» Your instructions: Locate each line with the string "JSON" in the listing below and copy it.

» Exercise input:
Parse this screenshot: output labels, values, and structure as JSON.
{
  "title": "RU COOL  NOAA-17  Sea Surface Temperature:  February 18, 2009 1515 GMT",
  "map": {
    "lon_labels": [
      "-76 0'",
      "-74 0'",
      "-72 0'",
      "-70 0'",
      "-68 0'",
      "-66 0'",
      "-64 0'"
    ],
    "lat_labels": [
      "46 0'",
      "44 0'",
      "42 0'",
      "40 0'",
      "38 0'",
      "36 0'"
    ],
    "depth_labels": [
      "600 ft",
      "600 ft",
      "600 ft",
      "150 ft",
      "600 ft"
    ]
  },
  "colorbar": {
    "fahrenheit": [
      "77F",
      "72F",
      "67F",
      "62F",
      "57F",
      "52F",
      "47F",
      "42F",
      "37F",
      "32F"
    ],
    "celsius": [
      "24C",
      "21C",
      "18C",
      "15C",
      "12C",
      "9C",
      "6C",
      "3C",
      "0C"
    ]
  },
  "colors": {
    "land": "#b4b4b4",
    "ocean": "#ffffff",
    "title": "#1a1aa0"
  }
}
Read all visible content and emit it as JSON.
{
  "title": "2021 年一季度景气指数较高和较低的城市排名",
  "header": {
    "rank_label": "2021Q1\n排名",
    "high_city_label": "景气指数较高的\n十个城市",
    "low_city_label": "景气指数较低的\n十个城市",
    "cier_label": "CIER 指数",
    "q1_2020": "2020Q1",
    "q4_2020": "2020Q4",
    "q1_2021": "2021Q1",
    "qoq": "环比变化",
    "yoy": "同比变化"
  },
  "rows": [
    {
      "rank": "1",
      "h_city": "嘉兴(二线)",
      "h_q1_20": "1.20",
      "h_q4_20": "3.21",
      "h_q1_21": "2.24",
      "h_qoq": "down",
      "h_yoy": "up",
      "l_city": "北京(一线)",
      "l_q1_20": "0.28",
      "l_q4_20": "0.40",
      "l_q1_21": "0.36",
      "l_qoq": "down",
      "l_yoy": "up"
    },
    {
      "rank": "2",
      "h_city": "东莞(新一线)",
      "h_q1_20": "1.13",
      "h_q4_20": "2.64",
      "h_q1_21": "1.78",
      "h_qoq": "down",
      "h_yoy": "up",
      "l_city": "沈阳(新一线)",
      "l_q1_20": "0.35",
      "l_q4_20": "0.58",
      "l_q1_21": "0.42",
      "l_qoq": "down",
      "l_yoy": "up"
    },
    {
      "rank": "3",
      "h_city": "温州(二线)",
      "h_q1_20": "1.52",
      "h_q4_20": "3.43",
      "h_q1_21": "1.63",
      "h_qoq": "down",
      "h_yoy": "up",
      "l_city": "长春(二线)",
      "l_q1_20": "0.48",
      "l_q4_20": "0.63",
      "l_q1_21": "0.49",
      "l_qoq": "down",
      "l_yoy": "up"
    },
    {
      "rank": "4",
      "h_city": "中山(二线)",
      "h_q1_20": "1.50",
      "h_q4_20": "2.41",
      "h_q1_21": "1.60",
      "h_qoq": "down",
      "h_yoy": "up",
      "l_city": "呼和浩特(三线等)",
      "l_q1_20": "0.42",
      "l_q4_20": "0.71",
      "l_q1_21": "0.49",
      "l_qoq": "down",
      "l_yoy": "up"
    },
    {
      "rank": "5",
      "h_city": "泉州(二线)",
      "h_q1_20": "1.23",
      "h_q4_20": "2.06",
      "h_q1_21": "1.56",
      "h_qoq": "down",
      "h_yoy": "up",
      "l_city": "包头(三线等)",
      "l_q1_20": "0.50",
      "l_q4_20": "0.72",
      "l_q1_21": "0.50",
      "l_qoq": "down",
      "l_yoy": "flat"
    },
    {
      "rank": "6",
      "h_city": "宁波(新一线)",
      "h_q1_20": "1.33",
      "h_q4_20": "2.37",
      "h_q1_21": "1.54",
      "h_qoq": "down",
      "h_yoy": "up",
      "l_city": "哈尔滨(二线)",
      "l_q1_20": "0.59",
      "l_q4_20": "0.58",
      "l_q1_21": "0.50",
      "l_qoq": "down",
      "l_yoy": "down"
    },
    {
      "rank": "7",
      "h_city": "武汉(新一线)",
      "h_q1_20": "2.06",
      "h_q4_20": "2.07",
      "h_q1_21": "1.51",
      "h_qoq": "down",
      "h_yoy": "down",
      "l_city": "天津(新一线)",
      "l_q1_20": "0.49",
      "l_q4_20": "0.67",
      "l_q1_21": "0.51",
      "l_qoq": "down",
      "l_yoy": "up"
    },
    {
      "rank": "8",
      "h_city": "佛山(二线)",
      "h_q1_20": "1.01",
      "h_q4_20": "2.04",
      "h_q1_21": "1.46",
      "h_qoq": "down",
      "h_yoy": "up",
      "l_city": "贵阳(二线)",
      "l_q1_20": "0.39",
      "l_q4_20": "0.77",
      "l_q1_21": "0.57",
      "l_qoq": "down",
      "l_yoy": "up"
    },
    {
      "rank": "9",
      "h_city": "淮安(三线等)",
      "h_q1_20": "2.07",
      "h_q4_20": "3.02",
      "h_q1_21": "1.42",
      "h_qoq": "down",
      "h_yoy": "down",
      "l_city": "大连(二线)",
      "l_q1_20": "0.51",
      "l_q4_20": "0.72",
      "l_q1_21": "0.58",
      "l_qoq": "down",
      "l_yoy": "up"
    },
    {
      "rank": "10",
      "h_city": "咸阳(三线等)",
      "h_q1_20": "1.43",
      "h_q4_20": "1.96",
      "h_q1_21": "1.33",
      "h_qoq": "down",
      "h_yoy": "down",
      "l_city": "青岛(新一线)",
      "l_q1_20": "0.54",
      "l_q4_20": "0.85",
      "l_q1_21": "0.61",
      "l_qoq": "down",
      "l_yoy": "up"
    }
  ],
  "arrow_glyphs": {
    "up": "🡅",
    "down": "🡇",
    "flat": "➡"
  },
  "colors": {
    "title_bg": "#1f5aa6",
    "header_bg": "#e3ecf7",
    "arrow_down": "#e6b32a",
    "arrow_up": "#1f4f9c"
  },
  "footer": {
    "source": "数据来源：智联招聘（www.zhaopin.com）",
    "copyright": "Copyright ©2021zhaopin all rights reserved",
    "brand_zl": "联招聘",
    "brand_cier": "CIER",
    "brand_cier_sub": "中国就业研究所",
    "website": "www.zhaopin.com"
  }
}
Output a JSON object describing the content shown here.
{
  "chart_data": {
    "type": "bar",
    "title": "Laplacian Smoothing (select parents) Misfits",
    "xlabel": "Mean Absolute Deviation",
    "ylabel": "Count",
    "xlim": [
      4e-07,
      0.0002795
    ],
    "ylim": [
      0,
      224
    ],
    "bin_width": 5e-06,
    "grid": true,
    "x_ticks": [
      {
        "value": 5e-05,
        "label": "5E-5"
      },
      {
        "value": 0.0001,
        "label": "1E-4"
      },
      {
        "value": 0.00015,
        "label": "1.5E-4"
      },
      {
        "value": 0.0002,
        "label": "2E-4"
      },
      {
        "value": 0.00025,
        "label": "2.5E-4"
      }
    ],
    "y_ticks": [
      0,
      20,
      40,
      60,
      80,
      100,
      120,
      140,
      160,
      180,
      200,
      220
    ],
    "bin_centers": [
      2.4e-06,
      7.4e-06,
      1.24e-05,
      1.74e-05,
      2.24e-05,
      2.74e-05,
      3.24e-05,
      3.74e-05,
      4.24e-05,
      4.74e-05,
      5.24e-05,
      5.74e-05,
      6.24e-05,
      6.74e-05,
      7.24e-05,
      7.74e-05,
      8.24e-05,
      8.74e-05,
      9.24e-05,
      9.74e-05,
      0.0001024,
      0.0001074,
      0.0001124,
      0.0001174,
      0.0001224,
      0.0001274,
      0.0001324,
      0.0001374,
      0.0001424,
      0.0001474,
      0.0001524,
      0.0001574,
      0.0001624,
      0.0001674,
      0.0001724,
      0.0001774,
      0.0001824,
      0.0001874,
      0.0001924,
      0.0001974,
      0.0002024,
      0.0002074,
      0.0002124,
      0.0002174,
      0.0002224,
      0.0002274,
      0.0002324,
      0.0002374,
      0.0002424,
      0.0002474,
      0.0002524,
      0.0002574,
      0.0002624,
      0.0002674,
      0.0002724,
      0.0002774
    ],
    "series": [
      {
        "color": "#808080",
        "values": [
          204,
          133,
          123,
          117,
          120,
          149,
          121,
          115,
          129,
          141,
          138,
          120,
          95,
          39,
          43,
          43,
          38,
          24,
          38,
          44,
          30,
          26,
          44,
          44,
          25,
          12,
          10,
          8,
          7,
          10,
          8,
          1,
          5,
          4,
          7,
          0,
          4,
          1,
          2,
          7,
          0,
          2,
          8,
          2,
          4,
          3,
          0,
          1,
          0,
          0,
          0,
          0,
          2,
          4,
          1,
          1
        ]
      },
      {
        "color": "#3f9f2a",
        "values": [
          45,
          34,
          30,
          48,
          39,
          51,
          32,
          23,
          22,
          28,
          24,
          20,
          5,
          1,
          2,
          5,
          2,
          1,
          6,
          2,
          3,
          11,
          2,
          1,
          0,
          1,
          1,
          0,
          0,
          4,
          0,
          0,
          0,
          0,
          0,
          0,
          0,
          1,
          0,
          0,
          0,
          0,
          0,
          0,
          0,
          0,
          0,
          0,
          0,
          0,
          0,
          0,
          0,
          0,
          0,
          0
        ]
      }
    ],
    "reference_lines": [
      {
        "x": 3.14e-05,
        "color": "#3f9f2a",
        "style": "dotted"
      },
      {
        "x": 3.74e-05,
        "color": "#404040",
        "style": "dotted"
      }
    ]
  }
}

» Task result:
Parse this screenshot: output labels, values, and structure as JSON.
Read all visible content and emit it as JSON.
Output a JSON object describing the content shown here.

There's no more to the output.